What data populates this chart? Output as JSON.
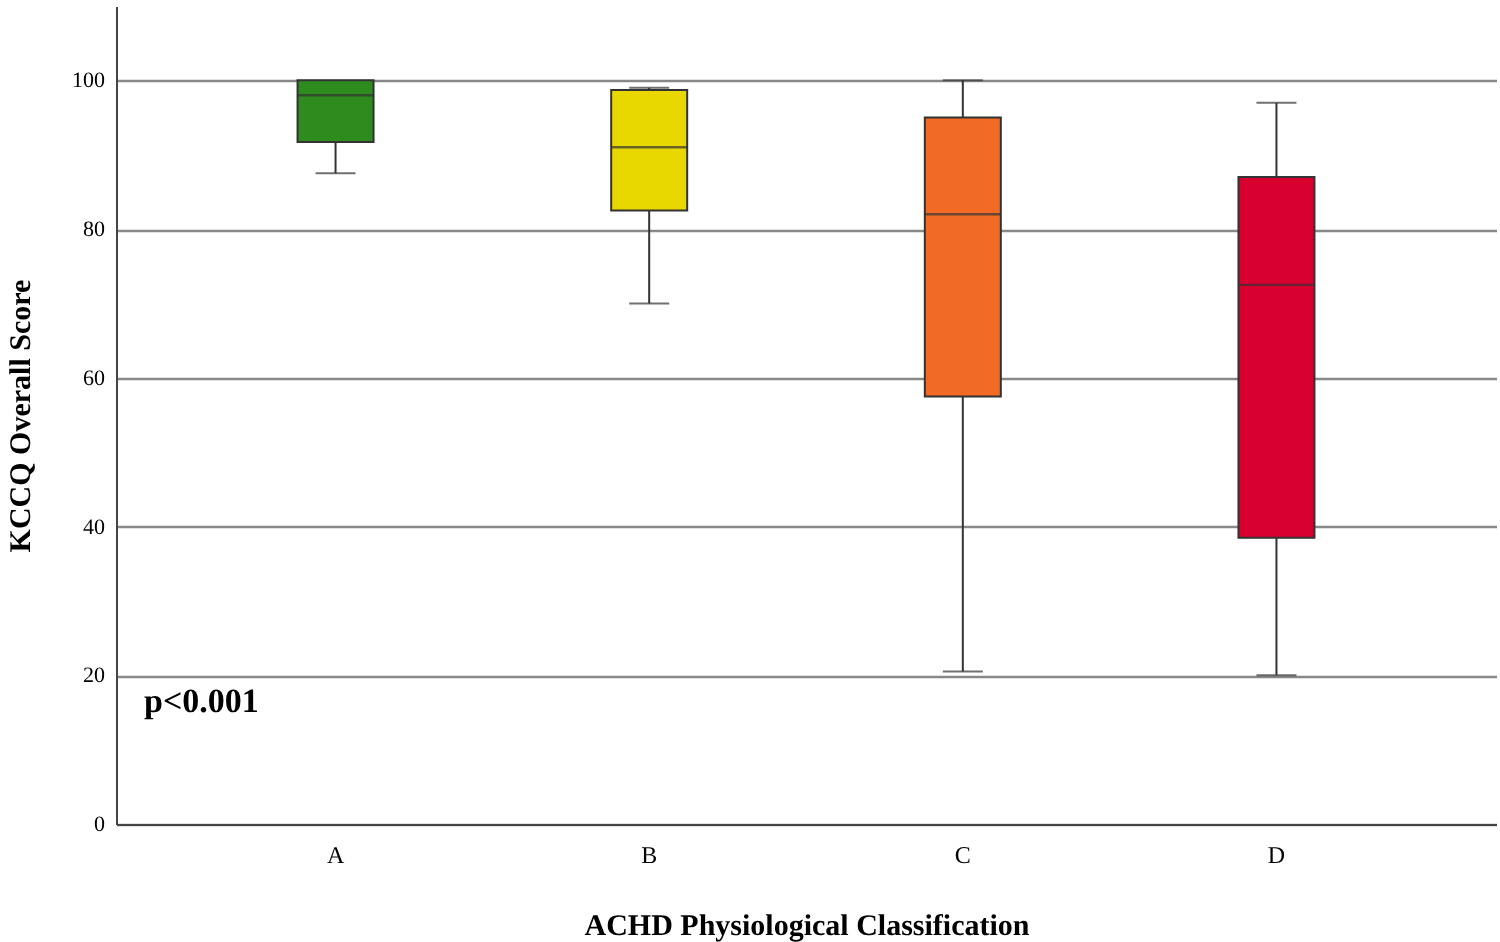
{
  "chart_data": {
    "type": "box",
    "xlabel": "ACHD Physiological Classification",
    "ylabel": "KCCQ Overall Score",
    "categories": [
      "A",
      "B",
      "C",
      "D"
    ],
    "boxes": [
      {
        "low": 87.5,
        "q1": 91.7,
        "median": 98,
        "q3": 100,
        "high": 100
      },
      {
        "low": 70,
        "q1": 82.5,
        "median": 91,
        "q3": 98.7,
        "high": 99
      },
      {
        "low": 20.5,
        "q1": 57.5,
        "median": 82,
        "q3": 95,
        "high": 100
      },
      {
        "low": 20,
        "q1": 38.5,
        "median": 72.5,
        "q3": 87,
        "high": 97
      }
    ],
    "colors": [
      "#2e8b1e",
      "#e8d800",
      "#f26b25",
      "#d8002f"
    ],
    "ylim": [
      0,
      110
    ],
    "yticks": [
      0,
      20,
      40,
      60,
      80,
      100
    ],
    "grid": "y",
    "annotations": [
      "p<0.001"
    ]
  }
}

=-=-=-=-=

Set exercise
Output, exactly, all the records above; include no pictures.

Result
What data populates this chart? Output as JSON.
{
  "chart_data": {
    "type": "box",
    "xlabel": "ACHD Physiological Classification",
    "ylabel": "KCCQ Overall Score",
    "categories": [
      "A",
      "B",
      "C",
      "D"
    ],
    "boxes": [
      {
        "low": 87.5,
        "q1": 91.7,
        "median": 98,
        "q3": 100,
        "high": 100
      },
      {
        "low": 70,
        "q1": 82.5,
        "median": 91,
        "q3": 98.7,
        "high": 99
      },
      {
        "low": 20.5,
        "q1": 57.5,
        "median": 82,
        "q3": 95,
        "high": 100
      },
      {
        "low": 20,
        "q1": 38.5,
        "median": 72.5,
        "q3": 87,
        "high": 97
      }
    ],
    "colors": [
      "#2e8b1e",
      "#e8d800",
      "#f26b25",
      "#d8002f"
    ],
    "ylim": [
      0,
      110
    ],
    "yticks": [
      0,
      20,
      40,
      60,
      80,
      100
    ],
    "grid": "y",
    "annotations": [
      "p<0.001"
    ]
  }
}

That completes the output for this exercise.